• _The data_
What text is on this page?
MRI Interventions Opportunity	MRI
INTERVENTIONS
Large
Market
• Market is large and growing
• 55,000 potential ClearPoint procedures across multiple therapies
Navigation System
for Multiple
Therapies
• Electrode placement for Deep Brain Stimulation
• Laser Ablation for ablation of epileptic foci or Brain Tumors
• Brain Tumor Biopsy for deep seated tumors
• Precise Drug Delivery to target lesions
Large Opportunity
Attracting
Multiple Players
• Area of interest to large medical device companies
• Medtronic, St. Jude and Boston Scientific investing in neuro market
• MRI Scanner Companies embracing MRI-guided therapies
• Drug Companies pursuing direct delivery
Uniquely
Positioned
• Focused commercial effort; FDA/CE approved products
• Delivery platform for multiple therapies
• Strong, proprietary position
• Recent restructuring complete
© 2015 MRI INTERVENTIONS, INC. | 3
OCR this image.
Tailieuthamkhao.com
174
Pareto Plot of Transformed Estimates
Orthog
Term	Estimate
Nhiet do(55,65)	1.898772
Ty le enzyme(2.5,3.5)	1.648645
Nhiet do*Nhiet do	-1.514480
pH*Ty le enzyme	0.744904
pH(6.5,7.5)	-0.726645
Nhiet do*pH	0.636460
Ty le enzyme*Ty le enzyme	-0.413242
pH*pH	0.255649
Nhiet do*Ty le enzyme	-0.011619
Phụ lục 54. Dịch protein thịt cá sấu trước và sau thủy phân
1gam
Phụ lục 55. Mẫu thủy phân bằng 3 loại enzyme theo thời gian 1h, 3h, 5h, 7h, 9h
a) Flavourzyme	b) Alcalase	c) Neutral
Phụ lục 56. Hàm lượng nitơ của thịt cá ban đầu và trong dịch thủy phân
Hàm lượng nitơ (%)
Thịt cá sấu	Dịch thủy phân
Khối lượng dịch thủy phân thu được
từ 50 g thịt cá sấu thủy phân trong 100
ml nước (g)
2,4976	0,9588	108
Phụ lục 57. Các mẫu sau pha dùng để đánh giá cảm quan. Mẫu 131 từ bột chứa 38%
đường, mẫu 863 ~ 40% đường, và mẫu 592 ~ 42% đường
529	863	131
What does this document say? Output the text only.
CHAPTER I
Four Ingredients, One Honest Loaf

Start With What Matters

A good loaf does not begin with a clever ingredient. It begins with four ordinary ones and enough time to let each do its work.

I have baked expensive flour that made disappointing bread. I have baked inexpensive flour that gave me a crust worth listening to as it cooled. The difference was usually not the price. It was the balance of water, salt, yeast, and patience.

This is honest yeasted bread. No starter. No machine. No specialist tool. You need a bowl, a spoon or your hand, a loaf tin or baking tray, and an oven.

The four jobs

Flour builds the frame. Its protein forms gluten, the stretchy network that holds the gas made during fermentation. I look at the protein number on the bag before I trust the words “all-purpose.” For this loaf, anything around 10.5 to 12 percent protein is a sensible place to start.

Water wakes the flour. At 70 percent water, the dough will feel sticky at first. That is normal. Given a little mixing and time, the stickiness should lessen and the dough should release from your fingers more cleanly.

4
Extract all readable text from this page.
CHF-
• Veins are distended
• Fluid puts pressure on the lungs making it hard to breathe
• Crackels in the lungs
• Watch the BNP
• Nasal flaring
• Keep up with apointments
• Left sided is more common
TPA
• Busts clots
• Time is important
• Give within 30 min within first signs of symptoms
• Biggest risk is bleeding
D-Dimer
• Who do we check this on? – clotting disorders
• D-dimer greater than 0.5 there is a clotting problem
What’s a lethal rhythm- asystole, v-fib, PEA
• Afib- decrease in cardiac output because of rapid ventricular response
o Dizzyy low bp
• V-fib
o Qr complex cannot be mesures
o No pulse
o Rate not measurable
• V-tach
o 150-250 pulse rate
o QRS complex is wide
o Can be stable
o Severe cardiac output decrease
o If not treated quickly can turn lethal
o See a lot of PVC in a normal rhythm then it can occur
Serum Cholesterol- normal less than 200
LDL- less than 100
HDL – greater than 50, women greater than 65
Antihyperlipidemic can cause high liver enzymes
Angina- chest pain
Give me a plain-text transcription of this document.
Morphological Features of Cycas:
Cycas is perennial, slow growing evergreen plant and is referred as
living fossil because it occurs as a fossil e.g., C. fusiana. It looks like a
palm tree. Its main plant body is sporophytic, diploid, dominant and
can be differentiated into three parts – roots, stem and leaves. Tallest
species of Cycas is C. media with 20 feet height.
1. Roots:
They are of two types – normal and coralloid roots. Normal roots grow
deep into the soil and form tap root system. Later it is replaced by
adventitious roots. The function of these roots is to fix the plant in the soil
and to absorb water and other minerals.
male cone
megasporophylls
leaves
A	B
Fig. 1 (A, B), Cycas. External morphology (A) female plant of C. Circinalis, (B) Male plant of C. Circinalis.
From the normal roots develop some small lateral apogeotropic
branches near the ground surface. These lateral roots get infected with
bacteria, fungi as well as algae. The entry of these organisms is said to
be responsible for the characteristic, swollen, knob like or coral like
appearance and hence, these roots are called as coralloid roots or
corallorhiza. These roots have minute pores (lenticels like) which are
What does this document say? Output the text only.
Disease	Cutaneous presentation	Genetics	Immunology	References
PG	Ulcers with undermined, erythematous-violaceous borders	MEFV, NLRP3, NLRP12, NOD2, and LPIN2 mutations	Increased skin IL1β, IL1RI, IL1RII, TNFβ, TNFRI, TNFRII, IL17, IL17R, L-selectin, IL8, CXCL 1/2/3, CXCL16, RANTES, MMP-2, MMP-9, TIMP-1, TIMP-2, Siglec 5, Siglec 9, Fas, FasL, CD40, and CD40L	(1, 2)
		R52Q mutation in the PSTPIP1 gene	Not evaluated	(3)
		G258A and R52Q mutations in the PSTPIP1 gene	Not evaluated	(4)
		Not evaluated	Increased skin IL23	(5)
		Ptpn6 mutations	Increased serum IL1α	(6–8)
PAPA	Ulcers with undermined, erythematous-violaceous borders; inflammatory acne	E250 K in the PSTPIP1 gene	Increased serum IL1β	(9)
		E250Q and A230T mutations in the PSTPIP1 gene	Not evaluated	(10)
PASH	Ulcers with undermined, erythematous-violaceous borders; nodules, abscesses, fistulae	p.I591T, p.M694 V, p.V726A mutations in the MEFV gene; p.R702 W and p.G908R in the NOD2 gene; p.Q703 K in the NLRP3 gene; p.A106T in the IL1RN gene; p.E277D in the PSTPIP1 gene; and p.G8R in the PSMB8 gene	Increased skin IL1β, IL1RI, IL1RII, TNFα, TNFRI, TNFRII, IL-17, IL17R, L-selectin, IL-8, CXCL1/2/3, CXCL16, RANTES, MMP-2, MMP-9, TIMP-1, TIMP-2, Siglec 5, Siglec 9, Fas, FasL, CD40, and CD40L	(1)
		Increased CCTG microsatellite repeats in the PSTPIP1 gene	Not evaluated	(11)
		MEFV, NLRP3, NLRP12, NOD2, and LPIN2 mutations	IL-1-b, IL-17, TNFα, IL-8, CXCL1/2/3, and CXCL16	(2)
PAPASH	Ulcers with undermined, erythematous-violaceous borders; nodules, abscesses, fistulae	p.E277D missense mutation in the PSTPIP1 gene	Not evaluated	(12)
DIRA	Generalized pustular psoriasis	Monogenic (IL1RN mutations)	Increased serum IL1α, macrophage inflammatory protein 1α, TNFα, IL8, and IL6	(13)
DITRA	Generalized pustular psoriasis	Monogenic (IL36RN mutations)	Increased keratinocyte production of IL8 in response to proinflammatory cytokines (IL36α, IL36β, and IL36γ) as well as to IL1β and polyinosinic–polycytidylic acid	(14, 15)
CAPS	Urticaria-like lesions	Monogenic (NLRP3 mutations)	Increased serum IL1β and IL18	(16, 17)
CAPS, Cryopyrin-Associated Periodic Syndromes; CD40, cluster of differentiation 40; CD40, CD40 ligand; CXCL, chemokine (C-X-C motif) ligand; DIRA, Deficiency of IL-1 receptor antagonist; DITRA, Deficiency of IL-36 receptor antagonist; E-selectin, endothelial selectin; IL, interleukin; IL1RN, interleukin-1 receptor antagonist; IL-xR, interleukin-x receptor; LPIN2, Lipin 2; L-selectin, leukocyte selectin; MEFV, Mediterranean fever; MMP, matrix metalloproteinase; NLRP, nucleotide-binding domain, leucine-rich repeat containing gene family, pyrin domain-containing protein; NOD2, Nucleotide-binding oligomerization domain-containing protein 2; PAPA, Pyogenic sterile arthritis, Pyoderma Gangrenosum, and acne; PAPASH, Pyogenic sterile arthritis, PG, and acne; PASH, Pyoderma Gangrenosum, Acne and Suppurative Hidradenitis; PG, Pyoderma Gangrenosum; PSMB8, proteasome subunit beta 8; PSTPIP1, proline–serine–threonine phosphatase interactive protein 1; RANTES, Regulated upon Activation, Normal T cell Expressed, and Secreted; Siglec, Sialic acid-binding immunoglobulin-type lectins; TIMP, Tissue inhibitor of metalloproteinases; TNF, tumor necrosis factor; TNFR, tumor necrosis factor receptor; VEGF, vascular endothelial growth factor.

• _Task_
Check every line above for the string "Monogenic", and copy the ones that have it.

• _Response for this exercise_
DIRA	Generalized pustular psoriasis	Monogenic (IL1RN mutations)	Increased serum IL1α, macrophage inflammatory protein 1α, TNFα, IL8, and IL6	(13)
DITRA	Generalized pustular psoriasis	Monogenic (IL36RN mutations)	Increased keratinocyte production of IL8 in response to proinflammatory cytokines (IL36α, IL36β, and IL36γ) as well as to IL1β and polyinosinic–polycytidylic acid	(14, 15)
CAPS	Urticaria-like lesions	Monogenic (NLRP3 mutations)	Increased serum IL1β and IL18	(16, 17)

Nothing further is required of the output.